# start of Records for this exercise

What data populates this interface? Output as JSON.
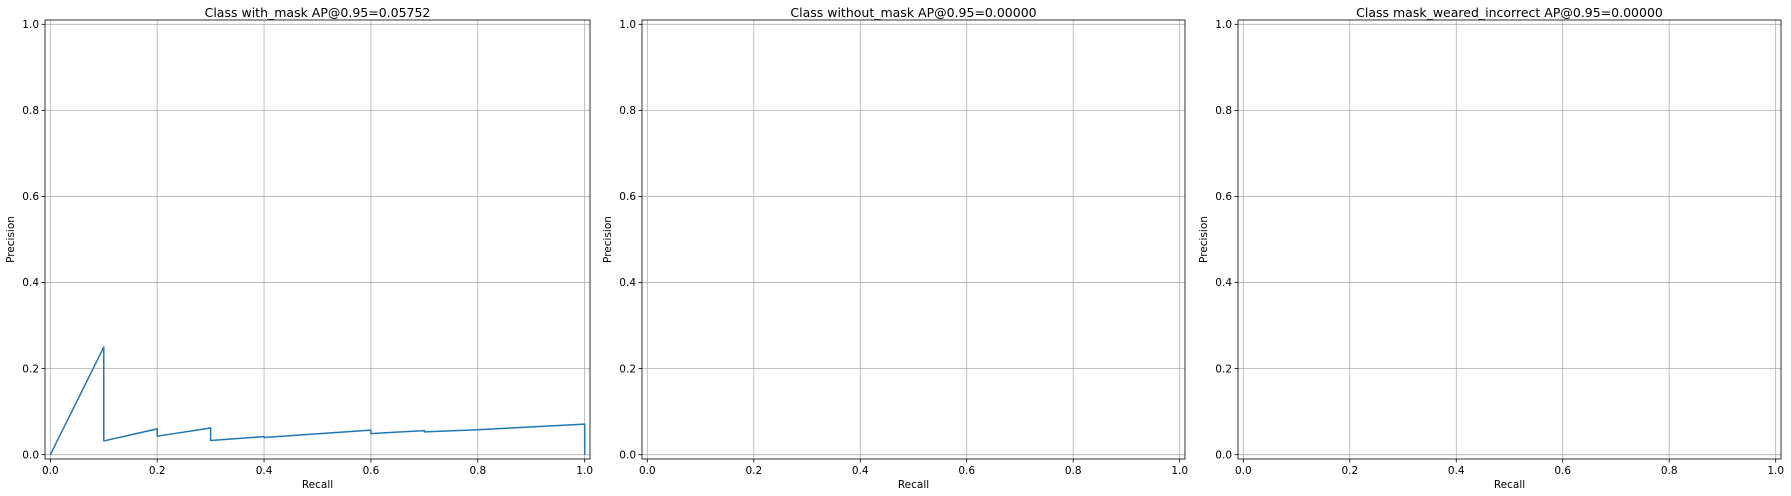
{
  "chart_data": [
    {
      "type": "line",
      "title": "Class with_mask AP@0.95=0.05752",
      "xlabel": "Recall",
      "ylabel": "Precision",
      "xlim": [
        -0.01,
        1.01
      ],
      "ylim": [
        -0.01,
        1.01
      ],
      "xticks": [
        "0.0",
        "0.2",
        "0.4",
        "0.6",
        "0.8",
        "1.0"
      ],
      "yticks": [
        "0.0",
        "0.2",
        "0.4",
        "0.6",
        "0.8",
        "1.0"
      ],
      "grid": true,
      "series": [
        {
          "color": "#1f77b4",
          "x": [
            0.0,
            0.1,
            0.1,
            0.2,
            0.2,
            0.3,
            0.3,
            0.4,
            0.4,
            0.6,
            0.6,
            0.7,
            0.7,
            0.8,
            1.0,
            1.0
          ],
          "y": [
            0.0,
            0.25,
            0.032,
            0.06,
            0.043,
            0.062,
            0.033,
            0.042,
            0.04,
            0.057,
            0.049,
            0.056,
            0.053,
            0.058,
            0.071,
            0.0
          ]
        }
      ]
    },
    {
      "type": "line",
      "title": "Class without_mask AP@0.95=0.00000",
      "xlabel": "Recall",
      "ylabel": "Precision",
      "xlim": [
        -0.01,
        1.01
      ],
      "ylim": [
        -0.01,
        1.01
      ],
      "xticks": [
        "0.0",
        "0.2",
        "0.4",
        "0.6",
        "0.8",
        "1.0"
      ],
      "yticks": [
        "0.0",
        "0.2",
        "0.4",
        "0.6",
        "0.8",
        "1.0"
      ],
      "grid": true,
      "series": []
    },
    {
      "type": "line",
      "title": "Class mask_weared_incorrect AP@0.95=0.00000",
      "xlabel": "Recall",
      "ylabel": "Precision",
      "xlim": [
        -0.01,
        1.01
      ],
      "ylim": [
        -0.01,
        1.01
      ],
      "xticks": [
        "0.0",
        "0.2",
        "0.4",
        "0.6",
        "0.8",
        "1.0"
      ],
      "yticks": [
        "0.0",
        "0.2",
        "0.4",
        "0.6",
        "0.8",
        "1.0"
      ],
      "grid": true,
      "series": []
    }
  ]
}
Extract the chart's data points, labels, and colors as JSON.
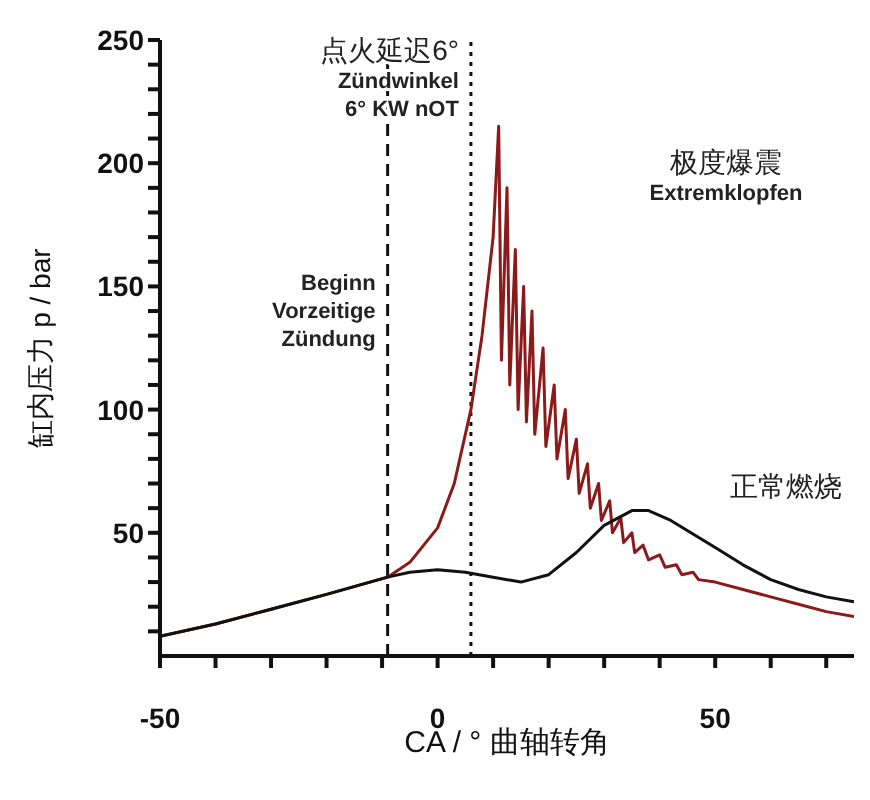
{
  "chart_data": {
    "type": "line",
    "xlabel": "CA / ° 曲轴转角",
    "ylabel": "缸内压力 p / bar",
    "xlim": [
      -50,
      75
    ],
    "xticks": [
      -50,
      {
        "value": -40,
        "label": null
      },
      {
        "value": -30,
        "label": null
      },
      {
        "value": -20,
        "label": null
      },
      {
        "value": -10,
        "label": null
      },
      0,
      {
        "value": 10,
        "label": null
      },
      {
        "value": 20,
        "label": null
      },
      {
        "value": 30,
        "label": null
      },
      {
        "value": 40,
        "label": null
      },
      50,
      {
        "value": 60,
        "label": null
      },
      {
        "value": 70,
        "label": null
      }
    ],
    "ylim": [
      0,
      250
    ],
    "yticks": [
      {
        "value": 10,
        "label": null
      },
      {
        "value": 20,
        "label": null
      },
      {
        "value": 30,
        "label": null
      },
      {
        "value": 40,
        "label": null
      },
      50,
      {
        "value": 60,
        "label": null
      },
      {
        "value": 70,
        "label": null
      },
      {
        "value": 80,
        "label": null
      },
      {
        "value": 90,
        "label": null
      },
      100,
      {
        "value": 110,
        "label": null
      },
      {
        "value": 120,
        "label": null
      },
      {
        "value": 130,
        "label": null
      },
      {
        "value": 140,
        "label": null
      },
      150,
      {
        "value": 160,
        "label": null
      },
      {
        "value": 170,
        "label": null
      },
      {
        "value": 180,
        "label": null
      },
      {
        "value": 190,
        "label": null
      },
      200,
      {
        "value": 210,
        "label": null
      },
      {
        "value": 220,
        "label": null
      },
      {
        "value": 230,
        "label": null
      },
      {
        "value": 240,
        "label": null
      },
      250
    ],
    "grid": false,
    "legend": false,
    "marker": "none",
    "line_style": "solid",
    "series": [
      {
        "color": "#8b1a1a",
        "x": [
          -50,
          -40,
          -30,
          -20,
          -9,
          -5,
          0,
          3,
          6,
          8,
          10,
          11,
          11.5,
          12.5,
          13,
          14,
          14.5,
          15.5,
          16,
          17,
          17.5,
          19,
          19.5,
          21,
          21.5,
          23,
          23.5,
          25,
          25.5,
          27,
          27.5,
          29,
          29.5,
          31,
          31.5,
          33,
          33.5,
          35,
          35.5,
          37,
          38,
          40,
          41,
          43,
          44,
          46,
          47,
          50,
          55,
          60,
          65,
          70,
          75
        ],
        "values": [
          8,
          13,
          19,
          25,
          32,
          38,
          52,
          70,
          100,
          130,
          170,
          215,
          120,
          190,
          110,
          165,
          100,
          150,
          95,
          140,
          90,
          125,
          85,
          110,
          80,
          100,
          72,
          88,
          66,
          78,
          60,
          70,
          55,
          63,
          50,
          56,
          46,
          50,
          42,
          45,
          39,
          41,
          36,
          37,
          33,
          34,
          31,
          30,
          27,
          24,
          21,
          18,
          16
        ]
      },
      {
        "color": "#111111",
        "x": [
          -50,
          -40,
          -30,
          -20,
          -9,
          -5,
          0,
          5,
          10,
          15,
          20,
          25,
          30,
          35,
          38,
          42,
          50,
          55,
          60,
          65,
          70,
          75
        ],
        "values": [
          8,
          13,
          19,
          25,
          32,
          34,
          35,
          34,
          32,
          30,
          33,
          42,
          53,
          59,
          59,
          55,
          44,
          37,
          31,
          27,
          24,
          22
        ]
      }
    ],
    "ref_lines": [
      {
        "axis": "x",
        "value": -9,
        "label": "Beginn\nVorzeitige\nZündung",
        "line_style": "dashed",
        "color": "#111111"
      },
      {
        "axis": "x",
        "value": 6,
        "label": "点火延迟6°\nZündwinkel\n6° KW nOT",
        "line_style": "dotted",
        "color": "#111111"
      }
    ],
    "annotations": [
      "极度爆震\nExtremklopfen",
      "正常燃烧"
    ]
  }
}
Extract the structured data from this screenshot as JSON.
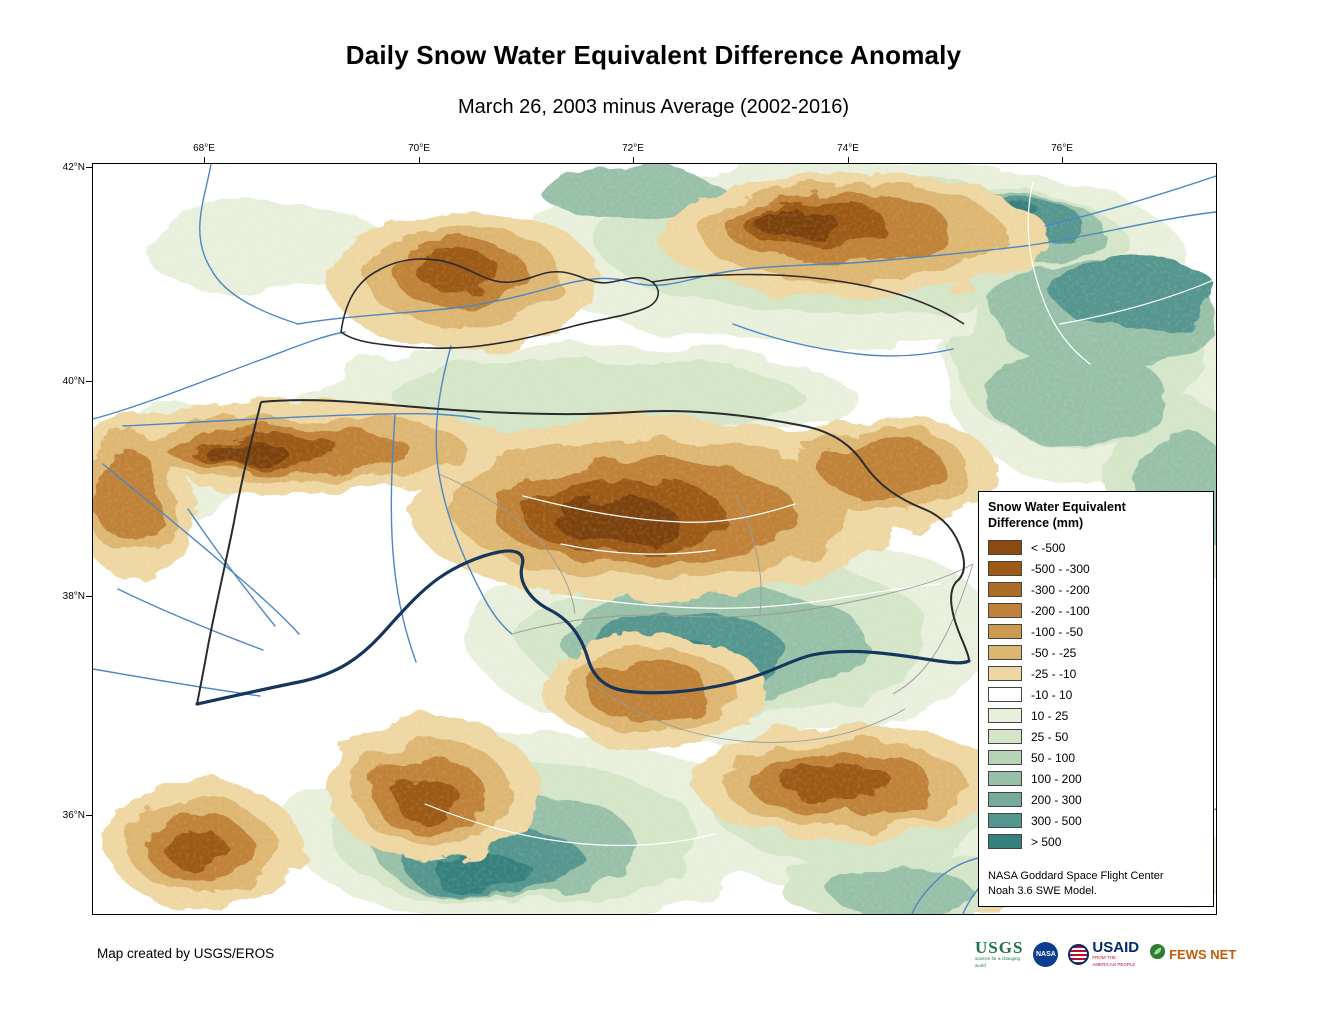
{
  "title": "Daily Snow Water Equivalent Difference Anomaly",
  "subtitle": "March 26, 2003 minus Average (2002-2016)",
  "map": {
    "lon_ticks": [
      "68°E",
      "70°E",
      "72°E",
      "74°E",
      "76°E"
    ],
    "lat_ticks": [
      "42°N",
      "40°N",
      "38°N",
      "36°N"
    ]
  },
  "legend": {
    "title_lines": [
      "Snow Water Equivalent",
      "Difference (mm)"
    ],
    "items": [
      {
        "label": "< -500",
        "color": "#8a4a10"
      },
      {
        "label": "-500 - -300",
        "color": "#9c5a16"
      },
      {
        "label": "-300 - -200",
        "color": "#ad6d24"
      },
      {
        "label": "-200 - -100",
        "color": "#bf8238"
      },
      {
        "label": "-100 - -50",
        "color": "#cd9a52"
      },
      {
        "label": "-50 - -25",
        "color": "#ddb672"
      },
      {
        "label": "-25 - -10",
        "color": "#eed7a2"
      },
      {
        "label": "-10 - 10",
        "color": "#ffffff"
      },
      {
        "label": "10 - 25",
        "color": "#e8f0dc"
      },
      {
        "label": "25 - 50",
        "color": "#d4e5c8"
      },
      {
        "label": "50 - 100",
        "color": "#b8d4b6"
      },
      {
        "label": "100 - 200",
        "color": "#98c0a8"
      },
      {
        "label": "200 - 300",
        "color": "#76ab9c"
      },
      {
        "label": "300 - 500",
        "color": "#55968e"
      },
      {
        "label": "> 500",
        "color": "#35807e"
      }
    ],
    "note_lines": [
      "NASA Goddard Space Flight Center",
      "Noah 3.6 SWE Model."
    ]
  },
  "footer": {
    "credit": "Map created by USGS/EROS"
  },
  "logos": {
    "usgs": {
      "text": "USGS",
      "tagline": "science for a changing world"
    },
    "nasa": {
      "text": "NASA"
    },
    "usaid": {
      "text": "USAID",
      "tagline": "FROM THE AMERICAN PEOPLE"
    },
    "fewsnet": {
      "text": "FEWS NET"
    }
  }
}
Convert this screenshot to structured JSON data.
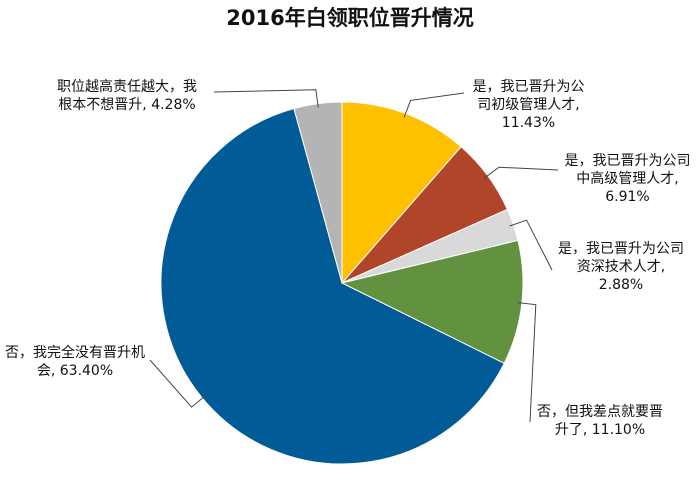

# end of Records for this exercise

* Exercise task: Find the lines above that include the string "Snow" and copy them.

* Result of this task:
  "title": "Daily Snow Water Equivalent Difference Anomaly",
      "Snow Water Equivalent",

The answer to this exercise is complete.